Items listed in a dataset
────────────────────

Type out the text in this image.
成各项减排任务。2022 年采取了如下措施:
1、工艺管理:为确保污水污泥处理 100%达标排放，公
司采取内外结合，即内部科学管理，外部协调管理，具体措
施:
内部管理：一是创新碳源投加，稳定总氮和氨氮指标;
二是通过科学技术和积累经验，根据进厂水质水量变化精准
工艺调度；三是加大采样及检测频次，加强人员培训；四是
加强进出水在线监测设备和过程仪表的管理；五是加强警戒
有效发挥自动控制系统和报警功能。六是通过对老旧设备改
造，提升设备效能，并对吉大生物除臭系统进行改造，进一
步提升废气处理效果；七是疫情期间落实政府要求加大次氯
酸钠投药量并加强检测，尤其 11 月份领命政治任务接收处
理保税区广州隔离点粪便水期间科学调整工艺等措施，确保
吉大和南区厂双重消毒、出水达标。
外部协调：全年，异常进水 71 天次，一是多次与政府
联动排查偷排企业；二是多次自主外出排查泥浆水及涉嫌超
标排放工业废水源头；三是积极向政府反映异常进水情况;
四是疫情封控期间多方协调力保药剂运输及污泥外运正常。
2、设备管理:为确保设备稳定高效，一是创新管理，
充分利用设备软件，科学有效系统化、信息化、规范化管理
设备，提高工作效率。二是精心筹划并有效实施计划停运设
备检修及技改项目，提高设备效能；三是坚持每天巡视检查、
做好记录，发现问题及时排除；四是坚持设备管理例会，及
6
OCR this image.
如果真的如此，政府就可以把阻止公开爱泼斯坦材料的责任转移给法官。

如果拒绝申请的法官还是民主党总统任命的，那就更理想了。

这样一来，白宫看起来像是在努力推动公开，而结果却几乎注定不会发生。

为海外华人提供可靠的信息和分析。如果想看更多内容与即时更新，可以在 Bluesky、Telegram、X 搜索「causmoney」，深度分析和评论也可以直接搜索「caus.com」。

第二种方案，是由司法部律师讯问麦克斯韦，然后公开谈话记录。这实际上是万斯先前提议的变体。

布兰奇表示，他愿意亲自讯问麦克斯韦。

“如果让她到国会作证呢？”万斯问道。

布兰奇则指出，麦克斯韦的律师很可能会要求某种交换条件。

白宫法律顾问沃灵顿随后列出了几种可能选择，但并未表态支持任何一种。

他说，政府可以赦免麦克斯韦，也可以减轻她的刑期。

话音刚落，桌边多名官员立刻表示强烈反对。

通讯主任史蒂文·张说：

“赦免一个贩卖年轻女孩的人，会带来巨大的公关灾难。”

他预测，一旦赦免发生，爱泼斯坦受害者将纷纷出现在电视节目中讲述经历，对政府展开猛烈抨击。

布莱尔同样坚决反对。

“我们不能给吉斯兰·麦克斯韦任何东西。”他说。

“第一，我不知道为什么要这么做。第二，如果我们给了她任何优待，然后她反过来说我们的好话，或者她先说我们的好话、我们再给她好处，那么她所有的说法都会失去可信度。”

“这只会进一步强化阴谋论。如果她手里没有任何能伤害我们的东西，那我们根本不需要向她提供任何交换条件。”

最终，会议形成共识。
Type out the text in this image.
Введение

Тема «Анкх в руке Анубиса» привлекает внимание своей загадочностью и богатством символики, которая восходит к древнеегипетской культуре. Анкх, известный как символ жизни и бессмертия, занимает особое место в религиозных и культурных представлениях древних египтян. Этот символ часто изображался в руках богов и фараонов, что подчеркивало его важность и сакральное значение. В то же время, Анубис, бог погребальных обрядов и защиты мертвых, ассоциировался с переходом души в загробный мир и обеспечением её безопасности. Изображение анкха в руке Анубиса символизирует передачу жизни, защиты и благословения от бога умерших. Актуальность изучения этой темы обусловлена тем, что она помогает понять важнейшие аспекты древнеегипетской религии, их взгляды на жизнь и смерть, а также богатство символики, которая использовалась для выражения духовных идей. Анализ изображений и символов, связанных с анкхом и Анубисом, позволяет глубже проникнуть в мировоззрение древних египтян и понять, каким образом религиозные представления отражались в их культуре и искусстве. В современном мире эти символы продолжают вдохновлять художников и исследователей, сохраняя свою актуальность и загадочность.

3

────────────────────

- [Task objective]
Extract each entry in full and write it down exactly.

- [Task result]
Type out the text in this image.
成各项减排任务。2022 年采取了如下措施:
1、工艺管理:为确保污水污泥处理 100%达标排放，公
司采取内外结合，即内部科学管理，外部协调管理，具体措
施:
内部管理：一是创新碳源投加，稳定总氮和氨氮指标;
二是通过科学技术和积累经验，根据进厂水质水量变化精准
工艺调度；三是加大采样及检测频次，加强人员培训；四是
加强进出水在线监测设备和过程仪表的管理；五是加强警戒
有效发挥自动控制系统和报警功能。六是通过对老旧设备改
造，提升设备效能，并对吉大生物除臭系统进行改造，进一
步提升废气处理效果；七是疫情期间落实政府要求加大次氯
酸钠投药量并加强检测，尤其 11 月份领命政治任务接收处
理保税区广州隔离点粪便水期间科学调整工艺等措施，确保
吉大和南区厂双重消毒、出水达标。
外部协调：全年，异常进水 71 天次，一是多次与政府
联动排查偷排企业；二是多次自主外出排查泥浆水及涉嫌超
标排放工业废水源头；三是积极向政府反映异常进水情况;
四是疫情封控期间多方协调力保药剂运输及污泥外运正常。
2、设备管理:为确保设备稳定高效，一是创新管理，
充分利用设备软件，科学有效系统化、信息化、规范化管理
设备，提高工作效率。二是精心筹划并有效实施计划停运设
备检修及技改项目，提高设备效能；三是坚持每天巡视检查、
做好记录，发现问题及时排除；四是坚持设备管理例会，及
6
OCR this image.
如果真的如此，政府就可以把阻止公开爱泼斯坦材料的责任转移给法官。

如果拒绝申请的法官还是民主党总统任命的，那就更理想了。

这样一来，白宫看起来像是在努力推动公开，而结果却几乎注定不会发生。

为海外华人提供可靠的信息和分析。如果想看更多内容与即时更新，可以在 Bluesky、Telegram、X 搜索「causmoney」，深度分析和评论也可以直接搜索「caus.com」。

第二种方案，是由司法部律师讯问麦克斯韦，然后公开谈话记录。这实际上是万斯先前提议的变体。

布兰奇表示，他愿意亲自讯问麦克斯韦。

“如果让她到国会作证呢？”万斯问道。

布兰奇则指出，麦克斯韦的律师很可能会要求某种交换条件。

白宫法律顾问沃灵顿随后列出了几种可能选择，但并未表态支持任何一种。

他说，政府可以赦免麦克斯韦，也可以减轻她的刑期。

话音刚落，桌边多名官员立刻表示强烈反对。

通讯主任史蒂文·张说：

“赦免一个贩卖年轻女孩的人，会带来巨大的公关灾难。”

他预测，一旦赦免发生，爱泼斯坦受害者将纷纷出现在电视节目中讲述经历，对政府展开猛烈抨击。

布莱尔同样坚决反对。

“我们不能给吉斯兰·麦克斯韦任何东西。”他说。

“第一，我不知道为什么要这么做。第二，如果我们给了她任何优待，然后她反过来说我们的好话，或者她先说我们的好话、我们再给她好处，那么她所有的说法都会失去可信度。”

“这只会进一步强化阴谋论。如果她手里没有任何能伤害我们的东西，那我们根本不需要向她提供任何交换条件。”

最终，会议形成共识。
Type out the text in this image.
Введение

Тема «Анкх в руке Анубиса» привлекает внимание своей загадочностью и богатством символики, которая восходит к древнеегипетской культуре. Анкх, известный как символ жизни и бессмертия, занимает особое место в религиозных и культурных представлениях древних египтян. Этот символ часто изображался в руках богов и фараонов, что подчеркивало его важность и сакральное значение. В то же время, Анубис, бог погребальных обрядов и защиты мертвых, ассоциировался с переходом души в загробный мир и обеспечением её безопасности. Изображение анкха в руке Анубиса символизирует передачу жизни, защиты и благословения от бога умерших. Актуальность изучения этой темы обусловлена тем, что она помогает понять важнейшие аспекты древнеегипетской религии, их взгляды на жизнь и смерть, а также богатство символики, которая использовалась для выражения духовных идей. Анализ изображений и символов, связанных с анкхом и Анубисом, позволяет глубже проникнуть в мировоззрение древних египтян и понять, каким образом религиозные представления отражались в их культуре и искусстве. В современном мире эти символы продолжают вдохновлять художников и исследователей, сохраняя свою актуальность и загадочность.

3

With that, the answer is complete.